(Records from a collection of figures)
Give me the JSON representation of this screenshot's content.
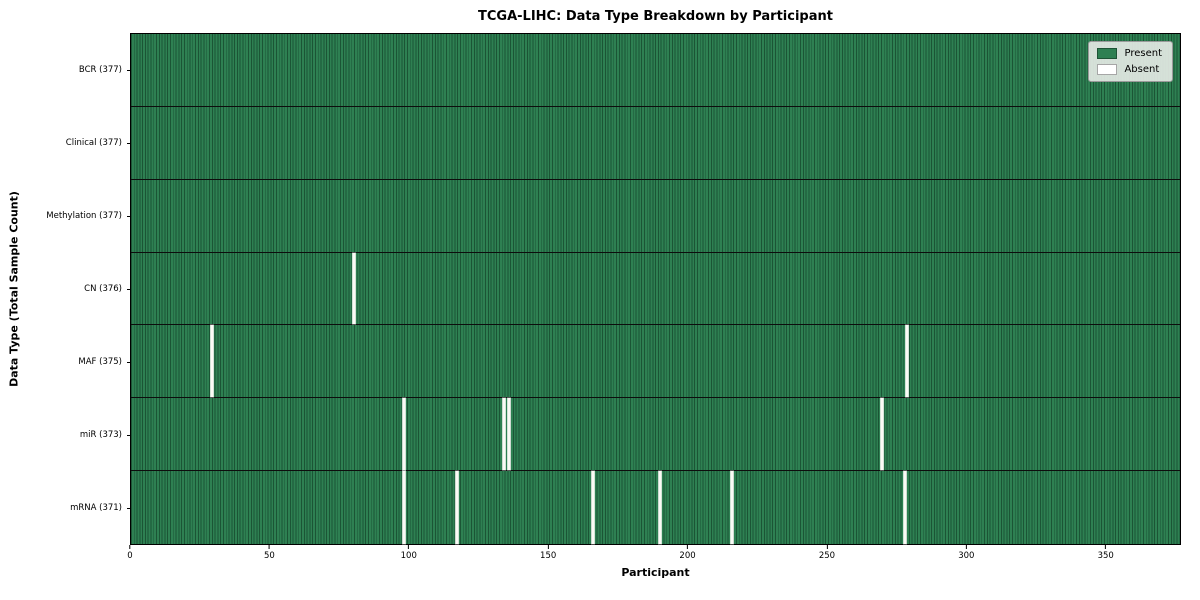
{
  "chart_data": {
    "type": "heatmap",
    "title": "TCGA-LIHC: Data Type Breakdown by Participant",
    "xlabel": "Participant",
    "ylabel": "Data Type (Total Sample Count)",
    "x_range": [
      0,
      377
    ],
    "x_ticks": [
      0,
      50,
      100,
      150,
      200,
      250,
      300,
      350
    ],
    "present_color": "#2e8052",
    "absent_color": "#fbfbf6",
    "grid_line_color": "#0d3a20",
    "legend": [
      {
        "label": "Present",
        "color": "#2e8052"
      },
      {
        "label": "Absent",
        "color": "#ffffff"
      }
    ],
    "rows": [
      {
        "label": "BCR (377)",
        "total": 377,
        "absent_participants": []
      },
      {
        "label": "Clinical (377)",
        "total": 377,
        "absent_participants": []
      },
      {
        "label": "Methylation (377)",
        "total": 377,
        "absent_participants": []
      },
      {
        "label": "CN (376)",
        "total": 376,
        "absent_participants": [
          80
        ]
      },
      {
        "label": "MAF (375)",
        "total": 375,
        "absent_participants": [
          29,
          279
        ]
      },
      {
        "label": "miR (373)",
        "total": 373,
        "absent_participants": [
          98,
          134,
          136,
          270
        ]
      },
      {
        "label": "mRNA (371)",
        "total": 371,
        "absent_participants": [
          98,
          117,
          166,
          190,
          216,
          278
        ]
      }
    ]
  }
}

What you have to do:
Please give the data again in full, exactly as written, but without any images.

Task solution:
Give me the JSON representation of this screenshot's content.
{
  "chart_data": {
    "type": "heatmap",
    "title": "TCGA-LIHC: Data Type Breakdown by Participant",
    "xlabel": "Participant",
    "ylabel": "Data Type (Total Sample Count)",
    "x_range": [
      0,
      377
    ],
    "x_ticks": [
      0,
      50,
      100,
      150,
      200,
      250,
      300,
      350
    ],
    "present_color": "#2e8052",
    "absent_color": "#fbfbf6",
    "grid_line_color": "#0d3a20",
    "legend": [
      {
        "label": "Present",
        "color": "#2e8052"
      },
      {
        "label": "Absent",
        "color": "#ffffff"
      }
    ],
    "rows": [
      {
        "label": "BCR (377)",
        "total": 377,
        "absent_participants": []
      },
      {
        "label": "Clinical (377)",
        "total": 377,
        "absent_participants": []
      },
      {
        "label": "Methylation (377)",
        "total": 377,
        "absent_participants": []
      },
      {
        "label": "CN (376)",
        "total": 376,
        "absent_participants": [
          80
        ]
      },
      {
        "label": "MAF (375)",
        "total": 375,
        "absent_participants": [
          29,
          279
        ]
      },
      {
        "label": "miR (373)",
        "total": 373,
        "absent_participants": [
          98,
          134,
          136,
          270
        ]
      },
      {
        "label": "mRNA (371)",
        "total": 371,
        "absent_participants": [
          98,
          117,
          166,
          190,
          216,
          278
        ]
      }
    ]
  }
}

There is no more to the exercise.